--- Exercise goal ---
Exact reproduction of the data is required, with images excluded.

══════════════════════════════

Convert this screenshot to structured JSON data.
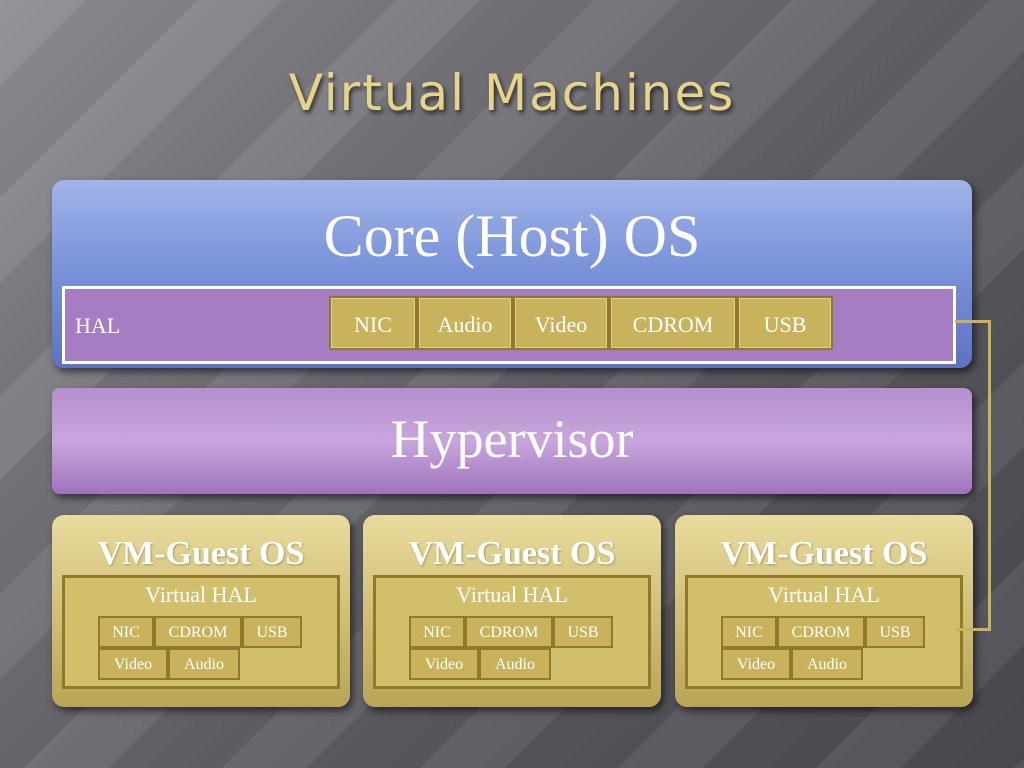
{
  "title": "Virtual Machines",
  "host": {
    "title": "Core (Host) OS",
    "hal_label": "HAL",
    "devices": [
      "NIC",
      "Audio",
      "Video",
      "CDROM",
      "USB"
    ]
  },
  "hypervisor": {
    "title": "Hypervisor"
  },
  "guests": [
    {
      "title": "VM-Guest OS",
      "hal_label": "Virtual HAL",
      "devices_row1": [
        "NIC",
        "CDROM",
        "USB"
      ],
      "devices_row2": [
        "Video",
        "Audio"
      ]
    },
    {
      "title": "VM-Guest OS",
      "hal_label": "Virtual HAL",
      "devices_row1": [
        "NIC",
        "CDROM",
        "USB"
      ],
      "devices_row2": [
        "Video",
        "Audio"
      ]
    },
    {
      "title": "VM-Guest OS",
      "hal_label": "Virtual HAL",
      "devices_row1": [
        "NIC",
        "CDROM",
        "USB"
      ],
      "devices_row2": [
        "Video",
        "Audio"
      ]
    }
  ],
  "colors": {
    "title_gold": "#e6d488",
    "host_blue": "#7f97dc",
    "hal_purple": "#a67cc2",
    "hypervisor_purple": "#b58fcf",
    "guest_gold": "#d4c27a",
    "device_gold": "#c8b35c"
  }
}
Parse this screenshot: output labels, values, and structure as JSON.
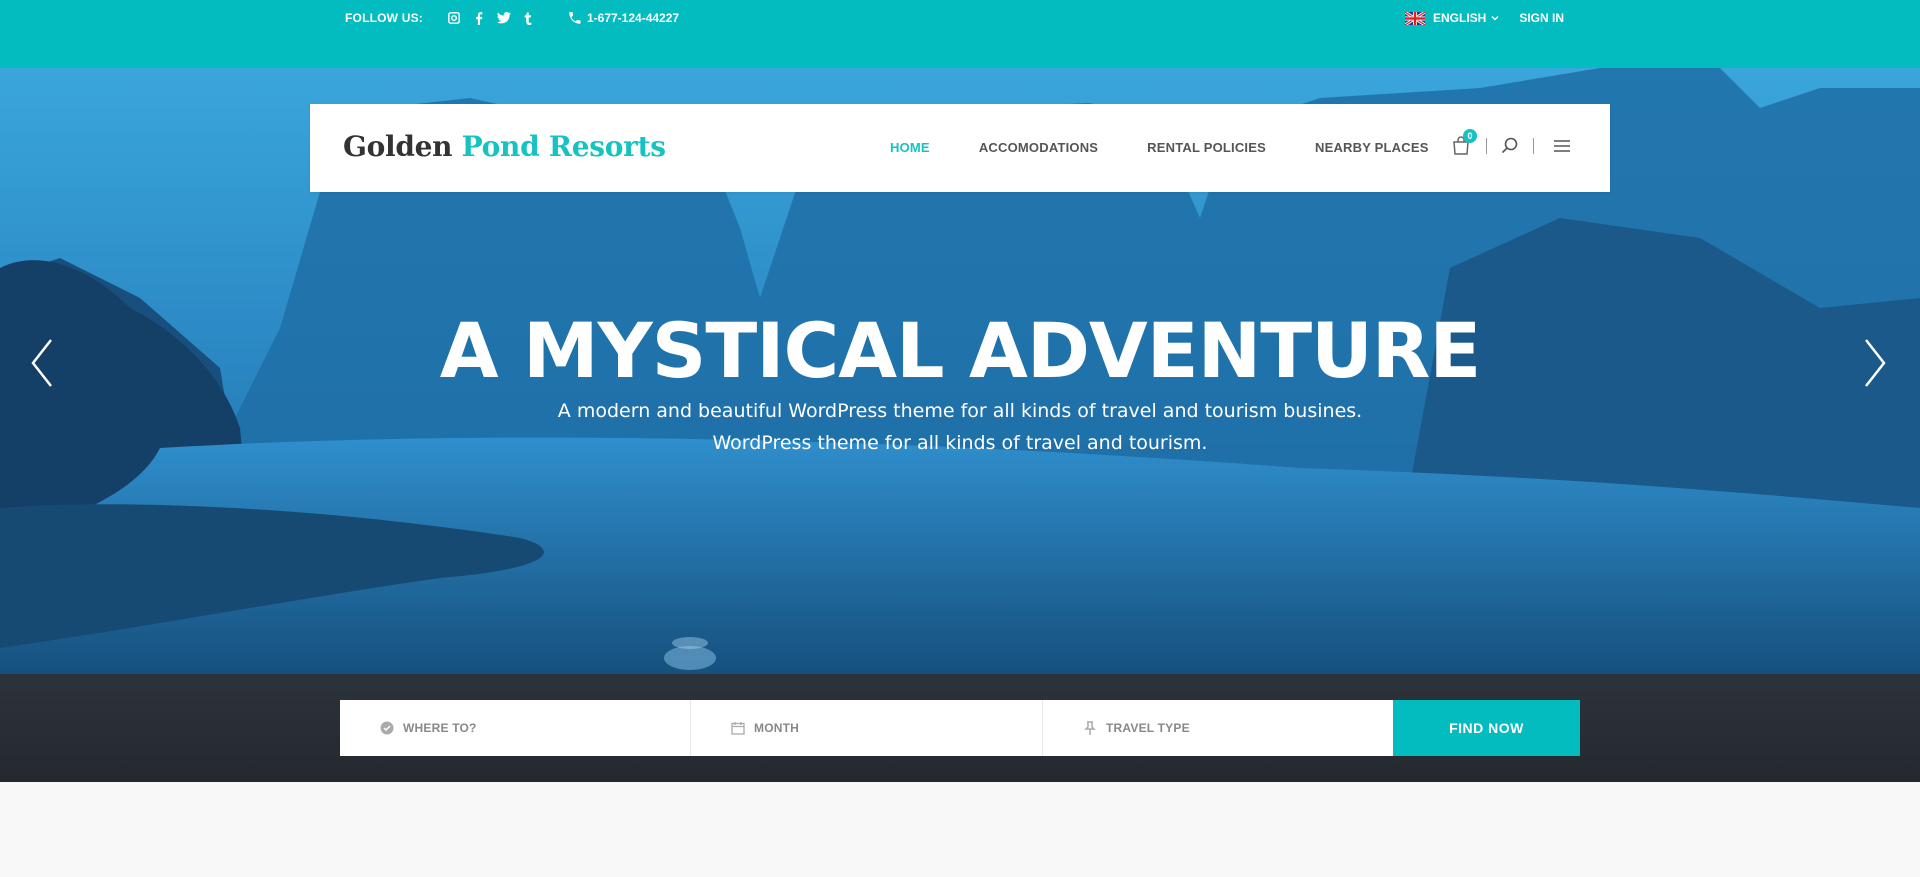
{
  "topbar": {
    "follow_label": "FOLLOW US:",
    "social_icons": [
      "instagram-icon",
      "facebook-icon",
      "twitter-icon",
      "tumblr-icon"
    ],
    "phone": "1-677-124-44227",
    "language": "ENGLISH",
    "sign_in": "SIGN IN",
    "bg_color": "#02bcbf"
  },
  "header": {
    "logo_part1": "Golden",
    "logo_part2": "Pond Resorts",
    "nav": [
      "HOME",
      "ACCOMODATIONS",
      "RENTAL POLICIES",
      "NEARBY PLACES"
    ],
    "active_nav": "HOME",
    "cart_count": "0",
    "accent_color": "#17c2c3"
  },
  "hero": {
    "title": "A MYSTICAL ADVENTURE",
    "subtitle_line1": "A modern and beautiful WordPress theme for all kinds of travel and tourism busines.",
    "subtitle_line2": "WordPress theme for all kinds of travel and tourism."
  },
  "search": {
    "where_placeholder": "WHERE TO?",
    "month_placeholder": "MONTH",
    "travel_type_placeholder": "TRAVEL TYPE",
    "button": "FIND NOW"
  }
}
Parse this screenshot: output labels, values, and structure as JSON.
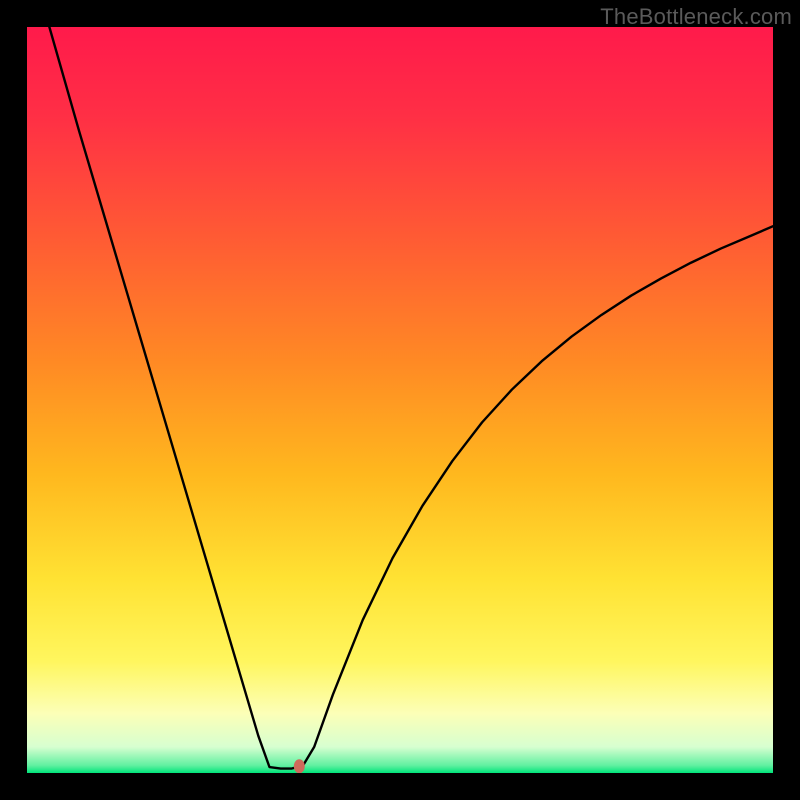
{
  "watermark": "TheBottleneck.com",
  "chart_data": {
    "type": "line",
    "title": "",
    "xlabel": "",
    "ylabel": "",
    "xlim": [
      0,
      100
    ],
    "ylim": [
      0,
      100
    ],
    "background_gradient_stops": [
      {
        "offset": 0,
        "color": "#ff1a4b"
      },
      {
        "offset": 0.12,
        "color": "#ff2f45"
      },
      {
        "offset": 0.28,
        "color": "#ff5a34"
      },
      {
        "offset": 0.45,
        "color": "#ff8a24"
      },
      {
        "offset": 0.6,
        "color": "#ffb81e"
      },
      {
        "offset": 0.74,
        "color": "#ffe233"
      },
      {
        "offset": 0.85,
        "color": "#fff65e"
      },
      {
        "offset": 0.92,
        "color": "#fcffb7"
      },
      {
        "offset": 0.965,
        "color": "#d7ffd0"
      },
      {
        "offset": 0.99,
        "color": "#60f0a0"
      },
      {
        "offset": 1.0,
        "color": "#00e47a"
      }
    ],
    "series": [
      {
        "name": "bottleneck-curve",
        "color": "#000000",
        "stroke_width": 2.4,
        "data": [
          {
            "x": 3.0,
            "y": 100.0
          },
          {
            "x": 7.0,
            "y": 86.0
          },
          {
            "x": 11.0,
            "y": 72.5
          },
          {
            "x": 15.0,
            "y": 59.0
          },
          {
            "x": 19.0,
            "y": 45.5
          },
          {
            "x": 23.0,
            "y": 32.0
          },
          {
            "x": 27.0,
            "y": 18.5
          },
          {
            "x": 31.0,
            "y": 5.0
          },
          {
            "x": 32.5,
            "y": 0.8
          },
          {
            "x": 34.0,
            "y": 0.6
          },
          {
            "x": 35.5,
            "y": 0.6
          },
          {
            "x": 37.0,
            "y": 1.0
          },
          {
            "x": 38.5,
            "y": 3.5
          },
          {
            "x": 41.0,
            "y": 10.5
          },
          {
            "x": 45.0,
            "y": 20.5
          },
          {
            "x": 49.0,
            "y": 28.8
          },
          {
            "x": 53.0,
            "y": 35.8
          },
          {
            "x": 57.0,
            "y": 41.8
          },
          {
            "x": 61.0,
            "y": 47.0
          },
          {
            "x": 65.0,
            "y": 51.4
          },
          {
            "x": 69.0,
            "y": 55.2
          },
          {
            "x": 73.0,
            "y": 58.5
          },
          {
            "x": 77.0,
            "y": 61.4
          },
          {
            "x": 81.0,
            "y": 64.0
          },
          {
            "x": 85.0,
            "y": 66.3
          },
          {
            "x": 89.0,
            "y": 68.4
          },
          {
            "x": 93.0,
            "y": 70.3
          },
          {
            "x": 97.0,
            "y": 72.0
          },
          {
            "x": 100.0,
            "y": 73.3
          }
        ]
      }
    ],
    "marker": {
      "x": 36.5,
      "y": 0.9,
      "rx": 5.5,
      "ry": 7.0,
      "color": "#cf6a5b"
    }
  }
}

══════════════════════════════

--- Completed task ---
Convert this screenshot to structured JSON data.
{
  "title": "Virtual Machines",
  "host": {
    "title": "Core (Host) OS",
    "hal_label": "HAL",
    "devices": [
      "NIC",
      "Audio",
      "Video",
      "CDROM",
      "USB"
    ]
  },
  "hypervisor": {
    "title": "Hypervisor"
  },
  "guests": [
    {
      "title": "VM-Guest OS",
      "hal_label": "Virtual HAL",
      "devices_row1": [
        "NIC",
        "CDROM",
        "USB"
      ],
      "devices_row2": [
        "Video",
        "Audio"
      ]
    },
    {
      "title": "VM-Guest OS",
      "hal_label": "Virtual HAL",
      "devices_row1": [
        "NIC",
        "CDROM",
        "USB"
      ],
      "devices_row2": [
        "Video",
        "Audio"
      ]
    },
    {
      "title": "VM-Guest OS",
      "hal_label": "Virtual HAL",
      "devices_row1": [
        "NIC",
        "CDROM",
        "USB"
      ],
      "devices_row2": [
        "Video",
        "Audio"
      ]
    }
  ],
  "colors": {
    "title_gold": "#e6d488",
    "host_blue": "#7f97dc",
    "hal_purple": "#a67cc2",
    "hypervisor_purple": "#b58fcf",
    "guest_gold": "#d4c27a",
    "device_gold": "#c8b35c"
  }
}
Parse this screenshot: output labels, values, and structure as JSON.
{
  "topbar": {
    "follow_label": "FOLLOW US:",
    "social_icons": [
      "instagram-icon",
      "facebook-icon",
      "twitter-icon",
      "tumblr-icon"
    ],
    "phone": "1-677-124-44227",
    "language": "ENGLISH",
    "sign_in": "SIGN IN",
    "bg_color": "#02bcbf"
  },
  "header": {
    "logo_part1": "Golden",
    "logo_part2": "Pond Resorts",
    "nav": [
      "HOME",
      "ACCOMODATIONS",
      "RENTAL POLICIES",
      "NEARBY PLACES"
    ],
    "active_nav": "HOME",
    "cart_count": "0",
    "accent_color": "#17c2c3"
  },
  "hero": {
    "title": "A MYSTICAL ADVENTURE",
    "subtitle_line1": "A modern and beautiful WordPress theme for all kinds of travel and tourism busines.",
    "subtitle_line2": "WordPress theme for all kinds of travel and tourism."
  },
  "search": {
    "where_placeholder": "WHERE TO?",
    "month_placeholder": "MONTH",
    "travel_type_placeholder": "TRAVEL TYPE",
    "button": "FIND NOW"
  }
}
Parse this screenshot: output labels, values, and structure as JSON.
{
  "watermark": "TheBottleneck.com",
  "chart_data": {
    "type": "line",
    "title": "",
    "xlabel": "",
    "ylabel": "",
    "xlim": [
      0,
      100
    ],
    "ylim": [
      0,
      100
    ],
    "background_gradient_stops": [
      {
        "offset": 0,
        "color": "#ff1a4b"
      },
      {
        "offset": 0.12,
        "color": "#ff2f45"
      },
      {
        "offset": 0.28,
        "color": "#ff5a34"
      },
      {
        "offset": 0.45,
        "color": "#ff8a24"
      },
      {
        "offset": 0.6,
        "color": "#ffb81e"
      },
      {
        "offset": 0.74,
        "color": "#ffe233"
      },
      {
        "offset": 0.85,
        "color": "#fff65e"
      },
      {
        "offset": 0.92,
        "color": "#fcffb7"
      },
      {
        "offset": 0.965,
        "color": "#d7ffd0"
      },
      {
        "offset": 0.99,
        "color": "#60f0a0"
      },
      {
        "offset": 1.0,
        "color": "#00e47a"
      }
    ],
    "series": [
      {
        "name": "bottleneck-curve",
        "color": "#000000",
        "stroke_width": 2.4,
        "data": [
          {
            "x": 3.0,
            "y": 100.0
          },
          {
            "x": 7.0,
            "y": 86.0
          },
          {
            "x": 11.0,
            "y": 72.5
          },
          {
            "x": 15.0,
            "y": 59.0
          },
          {
            "x": 19.0,
            "y": 45.5
          },
          {
            "x": 23.0,
            "y": 32.0
          },
          {
            "x": 27.0,
            "y": 18.5
          },
          {
            "x": 31.0,
            "y": 5.0
          },
          {
            "x": 32.5,
            "y": 0.8
          },
          {
            "x": 34.0,
            "y": 0.6
          },
          {
            "x": 35.5,
            "y": 0.6
          },
          {
            "x": 37.0,
            "y": 1.0
          },
          {
            "x": 38.5,
            "y": 3.5
          },
          {
            "x": 41.0,
            "y": 10.5
          },
          {
            "x": 45.0,
            "y": 20.5
          },
          {
            "x": 49.0,
            "y": 28.8
          },
          {
            "x": 53.0,
            "y": 35.8
          },
          {
            "x": 57.0,
            "y": 41.8
          },
          {
            "x": 61.0,
            "y": 47.0
          },
          {
            "x": 65.0,
            "y": 51.4
          },
          {
            "x": 69.0,
            "y": 55.2
          },
          {
            "x": 73.0,
            "y": 58.5
          },
          {
            "x": 77.0,
            "y": 61.4
          },
          {
            "x": 81.0,
            "y": 64.0
          },
          {
            "x": 85.0,
            "y": 66.3
          },
          {
            "x": 89.0,
            "y": 68.4
          },
          {
            "x": 93.0,
            "y": 70.3
          },
          {
            "x": 97.0,
            "y": 72.0
          },
          {
            "x": 100.0,
            "y": 73.3
          }
        ]
      }
    ],
    "marker": {
      "x": 36.5,
      "y": 0.9,
      "rx": 5.5,
      "ry": 7.0,
      "color": "#cf6a5b"
    }
  }
}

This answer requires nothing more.